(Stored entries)
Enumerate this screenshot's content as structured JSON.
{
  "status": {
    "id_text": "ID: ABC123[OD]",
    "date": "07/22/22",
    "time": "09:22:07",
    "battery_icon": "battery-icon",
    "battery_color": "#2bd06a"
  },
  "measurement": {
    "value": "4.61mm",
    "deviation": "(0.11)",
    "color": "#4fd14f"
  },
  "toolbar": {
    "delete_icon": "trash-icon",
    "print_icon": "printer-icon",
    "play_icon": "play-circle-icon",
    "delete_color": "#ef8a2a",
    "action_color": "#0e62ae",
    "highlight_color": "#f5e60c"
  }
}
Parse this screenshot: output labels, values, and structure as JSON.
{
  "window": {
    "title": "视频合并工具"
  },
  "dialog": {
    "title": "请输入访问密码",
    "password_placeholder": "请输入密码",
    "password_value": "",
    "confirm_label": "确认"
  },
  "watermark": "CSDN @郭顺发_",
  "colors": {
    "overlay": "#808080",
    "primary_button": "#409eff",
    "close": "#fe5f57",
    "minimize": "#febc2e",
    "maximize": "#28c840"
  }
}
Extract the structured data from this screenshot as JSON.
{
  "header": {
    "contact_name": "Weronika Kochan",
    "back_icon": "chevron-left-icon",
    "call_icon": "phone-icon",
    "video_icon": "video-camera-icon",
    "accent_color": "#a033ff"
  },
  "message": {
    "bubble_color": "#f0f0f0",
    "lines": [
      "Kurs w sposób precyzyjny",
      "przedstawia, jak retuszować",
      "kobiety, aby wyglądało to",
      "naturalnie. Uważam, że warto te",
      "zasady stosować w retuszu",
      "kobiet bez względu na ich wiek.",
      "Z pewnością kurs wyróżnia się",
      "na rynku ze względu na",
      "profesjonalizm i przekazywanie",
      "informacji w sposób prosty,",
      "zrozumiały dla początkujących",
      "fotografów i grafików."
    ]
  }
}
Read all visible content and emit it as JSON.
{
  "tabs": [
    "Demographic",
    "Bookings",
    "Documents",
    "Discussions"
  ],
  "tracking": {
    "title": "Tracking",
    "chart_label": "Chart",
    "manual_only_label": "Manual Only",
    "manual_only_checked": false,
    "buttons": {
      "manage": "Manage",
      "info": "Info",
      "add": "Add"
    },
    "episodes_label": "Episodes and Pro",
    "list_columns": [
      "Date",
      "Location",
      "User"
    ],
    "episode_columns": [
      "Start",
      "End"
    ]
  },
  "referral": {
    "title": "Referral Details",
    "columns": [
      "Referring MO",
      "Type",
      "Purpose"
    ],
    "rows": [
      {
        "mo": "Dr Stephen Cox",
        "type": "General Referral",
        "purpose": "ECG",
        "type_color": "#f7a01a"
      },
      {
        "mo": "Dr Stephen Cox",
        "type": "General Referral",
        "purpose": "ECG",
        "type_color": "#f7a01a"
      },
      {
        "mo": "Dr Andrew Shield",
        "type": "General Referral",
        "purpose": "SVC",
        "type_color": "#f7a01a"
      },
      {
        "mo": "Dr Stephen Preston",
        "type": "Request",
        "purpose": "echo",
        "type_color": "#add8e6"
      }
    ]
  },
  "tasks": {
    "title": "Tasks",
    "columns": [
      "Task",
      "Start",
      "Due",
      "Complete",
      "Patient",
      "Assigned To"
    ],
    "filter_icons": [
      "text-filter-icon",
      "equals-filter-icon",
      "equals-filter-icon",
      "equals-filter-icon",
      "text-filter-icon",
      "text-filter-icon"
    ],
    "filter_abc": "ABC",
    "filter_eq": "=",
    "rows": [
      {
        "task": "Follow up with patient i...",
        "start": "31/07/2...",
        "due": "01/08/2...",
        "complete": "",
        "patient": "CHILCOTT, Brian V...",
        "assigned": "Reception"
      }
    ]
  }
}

What you have to do ▸
Reproduce the data shown above exactly.

Task solution ▸
Enumerate this screenshot's content as structured JSON.
{
  "status": {
    "id_text": "ID: ABC123[OD]",
    "date": "07/22/22",
    "time": "09:22:07",
    "battery_icon": "battery-icon",
    "battery_color": "#2bd06a"
  },
  "measurement": {
    "value": "4.61mm",
    "deviation": "(0.11)",
    "color": "#4fd14f"
  },
  "toolbar": {
    "delete_icon": "trash-icon",
    "print_icon": "printer-icon",
    "play_icon": "play-circle-icon",
    "delete_color": "#ef8a2a",
    "action_color": "#0e62ae",
    "highlight_color": "#f5e60c"
  }
}
Parse this screenshot: output labels, values, and structure as JSON.
{
  "window": {
    "title": "视频合并工具"
  },
  "dialog": {
    "title": "请输入访问密码",
    "password_placeholder": "请输入密码",
    "password_value": "",
    "confirm_label": "确认"
  },
  "watermark": "CSDN @郭顺发_",
  "colors": {
    "overlay": "#808080",
    "primary_button": "#409eff",
    "close": "#fe5f57",
    "minimize": "#febc2e",
    "maximize": "#28c840"
  }
}
Extract the structured data from this screenshot as JSON.
{
  "header": {
    "contact_name": "Weronika Kochan",
    "back_icon": "chevron-left-icon",
    "call_icon": "phone-icon",
    "video_icon": "video-camera-icon",
    "accent_color": "#a033ff"
  },
  "message": {
    "bubble_color": "#f0f0f0",
    "lines": [
      "Kurs w sposób precyzyjny",
      "przedstawia, jak retuszować",
      "kobiety, aby wyglądało to",
      "naturalnie. Uważam, że warto te",
      "zasady stosować w retuszu",
      "kobiet bez względu na ich wiek.",
      "Z pewnością kurs wyróżnia się",
      "na rynku ze względu na",
      "profesjonalizm i przekazywanie",
      "informacji w sposób prosty,",
      "zrozumiały dla początkujących",
      "fotografów i grafików."
    ]
  }
}
Read all visible content and emit it as JSON.
{
  "tabs": [
    "Demographic",
    "Bookings",
    "Documents",
    "Discussions"
  ],
  "tracking": {
    "title": "Tracking",
    "chart_label": "Chart",
    "manual_only_label": "Manual Only",
    "manual_only_checked": false,
    "buttons": {
      "manage": "Manage",
      "info": "Info",
      "add": "Add"
    },
    "episodes_label": "Episodes and Pro",
    "list_columns": [
      "Date",
      "Location",
      "User"
    ],
    "episode_columns": [
      "Start",
      "End"
    ]
  },
  "referral": {
    "title": "Referral Details",
    "columns": [
      "Referring MO",
      "Type",
      "Purpose"
    ],
    "rows": [
      {
        "mo": "Dr Stephen Cox",
        "type": "General Referral",
        "purpose": "ECG",
        "type_color": "#f7a01a"
      },
      {
        "mo": "Dr Stephen Cox",
        "type": "General Referral",
        "purpose": "ECG",
        "type_color": "#f7a01a"
      },
      {
        "mo": "Dr Andrew Shield",
        "type": "General Referral",
        "purpose": "SVC",
        "type_color": "#f7a01a"
      },
      {
        "mo": "Dr Stephen Preston",
        "type": "Request",
        "purpose": "echo",
        "type_color": "#add8e6"
      }
    ]
  },
  "tasks": {
    "title": "Tasks",
    "columns": [
      "Task",
      "Start",
      "Due",
      "Complete",
      "Patient",
      "Assigned To"
    ],
    "filter_icons": [
      "text-filter-icon",
      "equals-filter-icon",
      "equals-filter-icon",
      "equals-filter-icon",
      "text-filter-icon",
      "text-filter-icon"
    ],
    "filter_abc": "ABC",
    "filter_eq": "=",
    "rows": [
      {
        "task": "Follow up with patient i...",
        "start": "31/07/2...",
        "due": "01/08/2...",
        "complete": "",
        "patient": "CHILCOTT, Brian V...",
        "assigned": "Reception"
      }
    ]
  }
}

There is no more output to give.